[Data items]
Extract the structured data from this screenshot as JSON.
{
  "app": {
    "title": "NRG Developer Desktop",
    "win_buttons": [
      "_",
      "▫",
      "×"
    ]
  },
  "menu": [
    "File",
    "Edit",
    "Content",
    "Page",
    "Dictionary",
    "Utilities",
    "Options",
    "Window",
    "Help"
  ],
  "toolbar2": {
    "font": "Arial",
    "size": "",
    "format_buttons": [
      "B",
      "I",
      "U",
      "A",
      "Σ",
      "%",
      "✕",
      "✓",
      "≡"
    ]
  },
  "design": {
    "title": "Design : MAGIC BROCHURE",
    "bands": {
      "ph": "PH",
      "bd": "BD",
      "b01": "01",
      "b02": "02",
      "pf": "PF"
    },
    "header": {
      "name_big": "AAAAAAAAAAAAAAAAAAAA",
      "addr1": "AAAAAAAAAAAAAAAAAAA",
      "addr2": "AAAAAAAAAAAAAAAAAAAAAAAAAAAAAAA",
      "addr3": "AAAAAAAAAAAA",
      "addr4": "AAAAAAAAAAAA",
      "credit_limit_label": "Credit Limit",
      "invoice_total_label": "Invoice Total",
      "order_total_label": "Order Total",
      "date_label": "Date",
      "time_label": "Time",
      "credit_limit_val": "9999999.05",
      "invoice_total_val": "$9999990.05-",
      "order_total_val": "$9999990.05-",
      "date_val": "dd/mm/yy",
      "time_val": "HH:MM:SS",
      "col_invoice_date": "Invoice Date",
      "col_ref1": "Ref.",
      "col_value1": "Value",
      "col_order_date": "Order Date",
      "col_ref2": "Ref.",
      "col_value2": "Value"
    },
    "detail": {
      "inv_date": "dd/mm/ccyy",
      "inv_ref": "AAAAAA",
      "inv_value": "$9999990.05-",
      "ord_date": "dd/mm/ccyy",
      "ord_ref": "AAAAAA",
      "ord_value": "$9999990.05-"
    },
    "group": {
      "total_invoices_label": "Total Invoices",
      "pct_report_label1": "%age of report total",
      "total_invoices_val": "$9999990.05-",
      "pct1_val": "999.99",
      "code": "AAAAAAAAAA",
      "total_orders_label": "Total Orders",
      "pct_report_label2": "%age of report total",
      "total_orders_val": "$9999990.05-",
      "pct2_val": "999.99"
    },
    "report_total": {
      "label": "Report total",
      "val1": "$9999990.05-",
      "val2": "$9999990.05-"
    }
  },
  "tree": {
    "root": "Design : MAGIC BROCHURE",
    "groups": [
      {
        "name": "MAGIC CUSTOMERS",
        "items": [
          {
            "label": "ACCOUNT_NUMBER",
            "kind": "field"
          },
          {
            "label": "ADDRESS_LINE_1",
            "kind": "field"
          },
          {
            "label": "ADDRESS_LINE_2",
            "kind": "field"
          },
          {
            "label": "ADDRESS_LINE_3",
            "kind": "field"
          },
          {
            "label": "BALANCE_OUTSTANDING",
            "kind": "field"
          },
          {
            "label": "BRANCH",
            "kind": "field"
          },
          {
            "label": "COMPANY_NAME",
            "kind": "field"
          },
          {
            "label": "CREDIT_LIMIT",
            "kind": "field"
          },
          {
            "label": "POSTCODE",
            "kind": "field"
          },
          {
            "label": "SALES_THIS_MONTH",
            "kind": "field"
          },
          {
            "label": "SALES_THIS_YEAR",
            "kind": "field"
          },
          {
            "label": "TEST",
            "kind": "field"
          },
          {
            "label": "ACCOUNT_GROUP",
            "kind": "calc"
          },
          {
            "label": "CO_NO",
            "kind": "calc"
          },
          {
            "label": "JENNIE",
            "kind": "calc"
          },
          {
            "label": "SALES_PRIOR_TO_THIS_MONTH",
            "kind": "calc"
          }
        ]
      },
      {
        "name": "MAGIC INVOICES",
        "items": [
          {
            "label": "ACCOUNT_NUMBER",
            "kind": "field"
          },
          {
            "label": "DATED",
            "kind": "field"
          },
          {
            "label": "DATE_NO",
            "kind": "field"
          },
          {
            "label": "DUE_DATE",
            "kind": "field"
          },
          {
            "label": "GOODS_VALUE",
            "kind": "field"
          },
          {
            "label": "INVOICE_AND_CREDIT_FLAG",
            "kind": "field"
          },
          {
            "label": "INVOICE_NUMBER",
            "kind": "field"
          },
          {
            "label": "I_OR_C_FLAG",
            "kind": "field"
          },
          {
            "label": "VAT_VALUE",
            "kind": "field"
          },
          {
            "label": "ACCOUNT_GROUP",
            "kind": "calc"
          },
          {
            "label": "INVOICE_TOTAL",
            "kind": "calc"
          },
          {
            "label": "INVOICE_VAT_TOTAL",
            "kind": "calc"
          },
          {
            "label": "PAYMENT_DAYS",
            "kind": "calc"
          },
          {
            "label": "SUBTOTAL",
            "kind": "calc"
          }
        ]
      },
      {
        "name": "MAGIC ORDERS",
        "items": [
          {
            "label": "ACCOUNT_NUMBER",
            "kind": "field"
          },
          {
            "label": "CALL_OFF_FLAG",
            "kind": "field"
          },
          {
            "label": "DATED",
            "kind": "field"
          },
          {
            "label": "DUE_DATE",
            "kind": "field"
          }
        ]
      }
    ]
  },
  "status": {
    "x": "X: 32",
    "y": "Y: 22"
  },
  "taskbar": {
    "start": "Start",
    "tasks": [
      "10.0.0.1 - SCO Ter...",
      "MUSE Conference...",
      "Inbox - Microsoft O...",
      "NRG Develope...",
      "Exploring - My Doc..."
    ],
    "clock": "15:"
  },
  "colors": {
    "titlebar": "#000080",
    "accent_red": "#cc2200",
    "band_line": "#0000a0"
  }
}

→ Your instructions: How many lines in the records above hold the word "BROCHURE"? Give only the number.

→ Full solution: 2